> **Do this**: Return each entry exactly, omitting nothing.
[Input rows start]
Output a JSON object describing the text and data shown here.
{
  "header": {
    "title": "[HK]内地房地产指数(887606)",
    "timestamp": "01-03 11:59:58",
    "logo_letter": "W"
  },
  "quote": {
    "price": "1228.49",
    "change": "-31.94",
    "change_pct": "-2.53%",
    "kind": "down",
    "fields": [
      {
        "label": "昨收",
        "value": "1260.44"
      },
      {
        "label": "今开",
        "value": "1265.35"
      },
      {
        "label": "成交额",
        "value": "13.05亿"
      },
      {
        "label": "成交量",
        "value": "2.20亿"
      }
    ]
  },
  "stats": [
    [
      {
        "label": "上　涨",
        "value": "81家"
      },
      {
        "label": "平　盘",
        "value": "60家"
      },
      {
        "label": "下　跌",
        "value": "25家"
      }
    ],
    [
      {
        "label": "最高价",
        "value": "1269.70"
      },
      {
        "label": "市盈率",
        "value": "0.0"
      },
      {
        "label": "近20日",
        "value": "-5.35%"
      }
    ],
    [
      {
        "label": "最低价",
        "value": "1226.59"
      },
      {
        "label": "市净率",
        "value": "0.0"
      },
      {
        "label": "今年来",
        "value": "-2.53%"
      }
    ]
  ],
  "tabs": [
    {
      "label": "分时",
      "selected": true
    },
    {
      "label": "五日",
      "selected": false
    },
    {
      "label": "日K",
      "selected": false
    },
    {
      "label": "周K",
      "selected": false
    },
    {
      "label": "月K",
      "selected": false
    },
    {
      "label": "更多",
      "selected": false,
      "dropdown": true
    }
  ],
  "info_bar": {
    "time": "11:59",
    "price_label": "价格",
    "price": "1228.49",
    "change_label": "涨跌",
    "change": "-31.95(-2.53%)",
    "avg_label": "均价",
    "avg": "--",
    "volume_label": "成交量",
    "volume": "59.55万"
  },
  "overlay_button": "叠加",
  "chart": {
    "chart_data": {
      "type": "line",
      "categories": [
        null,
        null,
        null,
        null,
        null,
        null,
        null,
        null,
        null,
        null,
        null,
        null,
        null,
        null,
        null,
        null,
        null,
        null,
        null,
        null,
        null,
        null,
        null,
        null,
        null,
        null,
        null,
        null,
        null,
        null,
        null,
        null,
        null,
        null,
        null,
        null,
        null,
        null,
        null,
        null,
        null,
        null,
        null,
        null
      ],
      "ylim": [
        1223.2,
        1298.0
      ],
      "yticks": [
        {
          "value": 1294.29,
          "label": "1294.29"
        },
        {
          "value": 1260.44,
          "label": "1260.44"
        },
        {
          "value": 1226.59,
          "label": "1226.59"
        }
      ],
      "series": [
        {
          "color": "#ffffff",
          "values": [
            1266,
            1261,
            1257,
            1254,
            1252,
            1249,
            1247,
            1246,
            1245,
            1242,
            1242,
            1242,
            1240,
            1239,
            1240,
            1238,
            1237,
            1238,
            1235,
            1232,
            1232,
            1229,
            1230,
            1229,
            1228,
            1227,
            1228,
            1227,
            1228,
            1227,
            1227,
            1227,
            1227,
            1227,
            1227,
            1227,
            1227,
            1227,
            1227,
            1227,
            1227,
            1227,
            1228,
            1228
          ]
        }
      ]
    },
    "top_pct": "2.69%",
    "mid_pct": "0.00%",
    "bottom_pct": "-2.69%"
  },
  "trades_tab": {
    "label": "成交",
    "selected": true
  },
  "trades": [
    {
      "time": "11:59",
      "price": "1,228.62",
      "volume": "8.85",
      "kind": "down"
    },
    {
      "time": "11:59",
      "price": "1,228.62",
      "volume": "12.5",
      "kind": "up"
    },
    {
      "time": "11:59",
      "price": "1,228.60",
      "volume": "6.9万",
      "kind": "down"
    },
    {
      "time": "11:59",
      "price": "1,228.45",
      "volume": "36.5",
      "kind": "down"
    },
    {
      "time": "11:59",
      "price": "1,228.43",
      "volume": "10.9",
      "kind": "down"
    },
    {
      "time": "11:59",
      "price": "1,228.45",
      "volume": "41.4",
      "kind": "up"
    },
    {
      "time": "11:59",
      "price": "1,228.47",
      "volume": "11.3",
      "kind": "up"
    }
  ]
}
[Input rows end]
> **Task response**:
Output a JSON object describing the text and data shown here.
{
  "header": {
    "title": "[HK]内地房地产指数(887606)",
    "timestamp": "01-03 11:59:58",
    "logo_letter": "W"
  },
  "quote": {
    "price": "1228.49",
    "change": "-31.94",
    "change_pct": "-2.53%",
    "kind": "down",
    "fields": [
      {
        "label": "昨收",
        "value": "1260.44"
      },
      {
        "label": "今开",
        "value": "1265.35"
      },
      {
        "label": "成交额",
        "value": "13.05亿"
      },
      {
        "label": "成交量",
        "value": "2.20亿"
      }
    ]
  },
  "stats": [
    [
      {
        "label": "上　涨",
        "value": "81家"
      },
      {
        "label": "平　盘",
        "value": "60家"
      },
      {
        "label": "下　跌",
        "value": "25家"
      }
    ],
    [
      {
        "label": "最高价",
        "value": "1269.70"
      },
      {
        "label": "市盈率",
        "value": "0.0"
      },
      {
        "label": "近20日",
        "value": "-5.35%"
      }
    ],
    [
      {
        "label": "最低价",
        "value": "1226.59"
      },
      {
        "label": "市净率",
        "value": "0.0"
      },
      {
        "label": "今年来",
        "value": "-2.53%"
      }
    ]
  ],
  "tabs": [
    {
      "label": "分时",
      "selected": true
    },
    {
      "label": "五日",
      "selected": false
    },
    {
      "label": "日K",
      "selected": false
    },
    {
      "label": "周K",
      "selected": false
    },
    {
      "label": "月K",
      "selected": false
    },
    {
      "label": "更多",
      "selected": false,
      "dropdown": true
    }
  ],
  "info_bar": {
    "time": "11:59",
    "price_label": "价格",
    "price": "1228.49",
    "change_label": "涨跌",
    "change": "-31.95(-2.53%)",
    "avg_label": "均价",
    "avg": "--",
    "volume_label": "成交量",
    "volume": "59.55万"
  },
  "overlay_button": "叠加",
  "chart": {
    "chart_data": {
      "type": "line",
      "categories": [
        null,
        null,
        null,
        null,
        null,
        null,
        null,
        null,
        null,
        null,
        null,
        null,
        null,
        null,
        null,
        null,
        null,
        null,
        null,
        null,
        null,
        null,
        null,
        null,
        null,
        null,
        null,
        null,
        null,
        null,
        null,
        null,
        null,
        null,
        null,
        null,
        null,
        null,
        null,
        null,
        null,
        null,
        null,
        null
      ],
      "ylim": [
        1223.2,
        1298.0
      ],
      "yticks": [
        {
          "value": 1294.29,
          "label": "1294.29"
        },
        {
          "value": 1260.44,
          "label": "1260.44"
        },
        {
          "value": 1226.59,
          "label": "1226.59"
        }
      ],
      "series": [
        {
          "color": "#ffffff",
          "values": [
            1266,
            1261,
            1257,
            1254,
            1252,
            1249,
            1247,
            1246,
            1245,
            1242,
            1242,
            1242,
            1240,
            1239,
            1240,
            1238,
            1237,
            1238,
            1235,
            1232,
            1232,
            1229,
            1230,
            1229,
            1228,
            1227,
            1228,
            1227,
            1228,
            1227,
            1227,
            1227,
            1227,
            1227,
            1227,
            1227,
            1227,
            1227,
            1227,
            1227,
            1227,
            1227,
            1228,
            1228
          ]
        }
      ]
    },
    "top_pct": "2.69%",
    "mid_pct": "0.00%",
    "bottom_pct": "-2.69%"
  },
  "trades_tab": {
    "label": "成交",
    "selected": true
  },
  "trades": [
    {
      "time": "11:59",
      "price": "1,228.62",
      "volume": "8.85",
      "kind": "down"
    },
    {
      "time": "11:59",
      "price": "1,228.62",
      "volume": "12.5",
      "kind": "up"
    },
    {
      "time": "11:59",
      "price": "1,228.60",
      "volume": "6.9万",
      "kind": "down"
    },
    {
      "time": "11:59",
      "price": "1,228.45",
      "volume": "36.5",
      "kind": "down"
    },
    {
      "time": "11:59",
      "price": "1,228.43",
      "volume": "10.9",
      "kind": "down"
    },
    {
      "time": "11:59",
      "price": "1,228.45",
      "volume": "41.4",
      "kind": "up"
    },
    {
      "time": "11:59",
      "price": "1,228.47",
      "volume": "11.3",
      "kind": "up"
    }
  ]
}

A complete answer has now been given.